**WORK REQUIRED**. Copy every line from the records below that holds the word "icon".

Items listed in a dataset
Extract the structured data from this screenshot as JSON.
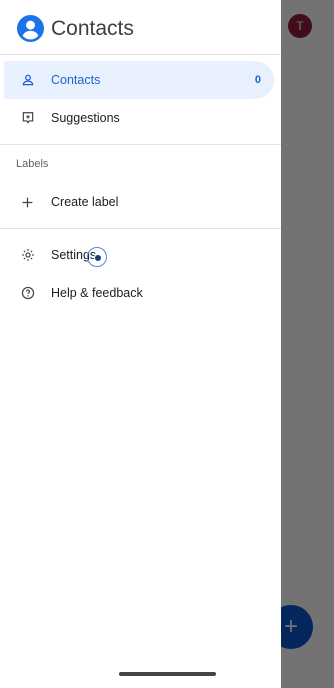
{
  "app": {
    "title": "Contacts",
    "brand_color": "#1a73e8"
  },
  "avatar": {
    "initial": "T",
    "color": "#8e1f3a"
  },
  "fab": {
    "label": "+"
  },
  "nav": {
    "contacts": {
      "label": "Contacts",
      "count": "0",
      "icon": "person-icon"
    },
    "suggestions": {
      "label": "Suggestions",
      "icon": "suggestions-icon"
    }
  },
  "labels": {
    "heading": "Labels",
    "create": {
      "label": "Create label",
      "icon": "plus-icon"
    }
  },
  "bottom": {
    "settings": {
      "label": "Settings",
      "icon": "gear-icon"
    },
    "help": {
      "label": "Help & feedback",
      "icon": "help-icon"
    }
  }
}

...

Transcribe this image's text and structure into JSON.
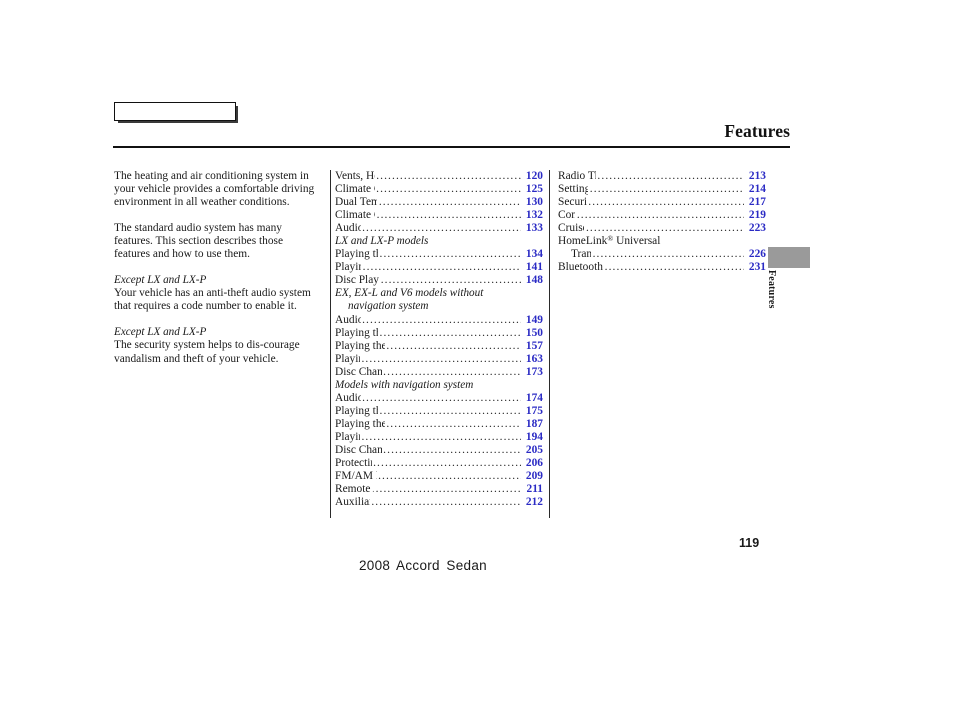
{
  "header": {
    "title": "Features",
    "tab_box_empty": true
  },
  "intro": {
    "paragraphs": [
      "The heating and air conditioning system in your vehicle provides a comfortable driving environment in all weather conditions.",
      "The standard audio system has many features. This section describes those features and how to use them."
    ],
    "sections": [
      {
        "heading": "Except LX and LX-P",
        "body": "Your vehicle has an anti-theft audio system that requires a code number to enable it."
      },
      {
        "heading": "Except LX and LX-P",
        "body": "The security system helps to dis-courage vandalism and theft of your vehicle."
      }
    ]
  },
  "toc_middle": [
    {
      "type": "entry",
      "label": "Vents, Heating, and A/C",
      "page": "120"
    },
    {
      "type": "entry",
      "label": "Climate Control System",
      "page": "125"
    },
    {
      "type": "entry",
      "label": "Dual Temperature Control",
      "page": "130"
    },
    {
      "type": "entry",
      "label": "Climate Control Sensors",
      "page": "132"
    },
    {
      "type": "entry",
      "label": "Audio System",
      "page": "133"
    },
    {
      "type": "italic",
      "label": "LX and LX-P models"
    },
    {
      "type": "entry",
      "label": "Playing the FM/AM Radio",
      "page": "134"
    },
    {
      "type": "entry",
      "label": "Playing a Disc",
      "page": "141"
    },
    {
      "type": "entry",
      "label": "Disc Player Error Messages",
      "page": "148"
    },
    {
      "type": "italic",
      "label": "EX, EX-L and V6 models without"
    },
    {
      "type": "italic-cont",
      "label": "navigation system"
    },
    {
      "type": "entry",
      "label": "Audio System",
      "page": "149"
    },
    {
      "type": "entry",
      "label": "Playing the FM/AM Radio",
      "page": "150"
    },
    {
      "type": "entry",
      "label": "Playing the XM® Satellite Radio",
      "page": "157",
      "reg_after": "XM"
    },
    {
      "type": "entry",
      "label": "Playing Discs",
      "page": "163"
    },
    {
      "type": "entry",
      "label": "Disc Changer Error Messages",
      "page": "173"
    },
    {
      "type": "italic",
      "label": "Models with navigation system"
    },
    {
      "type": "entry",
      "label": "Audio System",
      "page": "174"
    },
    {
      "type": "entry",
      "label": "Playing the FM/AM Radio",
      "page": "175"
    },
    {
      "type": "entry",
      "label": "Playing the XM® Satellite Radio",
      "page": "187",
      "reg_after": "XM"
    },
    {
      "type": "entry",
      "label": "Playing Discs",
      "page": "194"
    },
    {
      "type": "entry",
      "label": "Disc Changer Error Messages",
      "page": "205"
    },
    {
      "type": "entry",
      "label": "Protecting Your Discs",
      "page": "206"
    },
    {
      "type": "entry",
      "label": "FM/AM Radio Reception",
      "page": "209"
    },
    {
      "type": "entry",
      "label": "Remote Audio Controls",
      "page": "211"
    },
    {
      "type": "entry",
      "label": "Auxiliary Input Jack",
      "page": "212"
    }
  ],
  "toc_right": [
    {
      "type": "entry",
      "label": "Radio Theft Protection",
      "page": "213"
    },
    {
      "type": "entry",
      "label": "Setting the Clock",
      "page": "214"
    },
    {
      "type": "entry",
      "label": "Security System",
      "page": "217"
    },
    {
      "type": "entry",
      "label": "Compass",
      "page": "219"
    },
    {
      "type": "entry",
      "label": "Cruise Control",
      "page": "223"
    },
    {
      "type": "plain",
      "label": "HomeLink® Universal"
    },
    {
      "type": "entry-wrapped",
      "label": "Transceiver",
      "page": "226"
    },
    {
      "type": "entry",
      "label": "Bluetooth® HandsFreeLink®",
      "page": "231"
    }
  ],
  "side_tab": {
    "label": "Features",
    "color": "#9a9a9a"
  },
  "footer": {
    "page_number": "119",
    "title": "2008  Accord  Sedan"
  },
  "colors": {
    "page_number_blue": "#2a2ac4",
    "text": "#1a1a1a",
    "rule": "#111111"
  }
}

**SOLUTION TO THE PROBLEM**.
      "icon": "person-icon"
      "icon": "suggestions-icon"
      "icon": "plus-icon"
      "icon": "gear-icon"
      "icon": "help-icon"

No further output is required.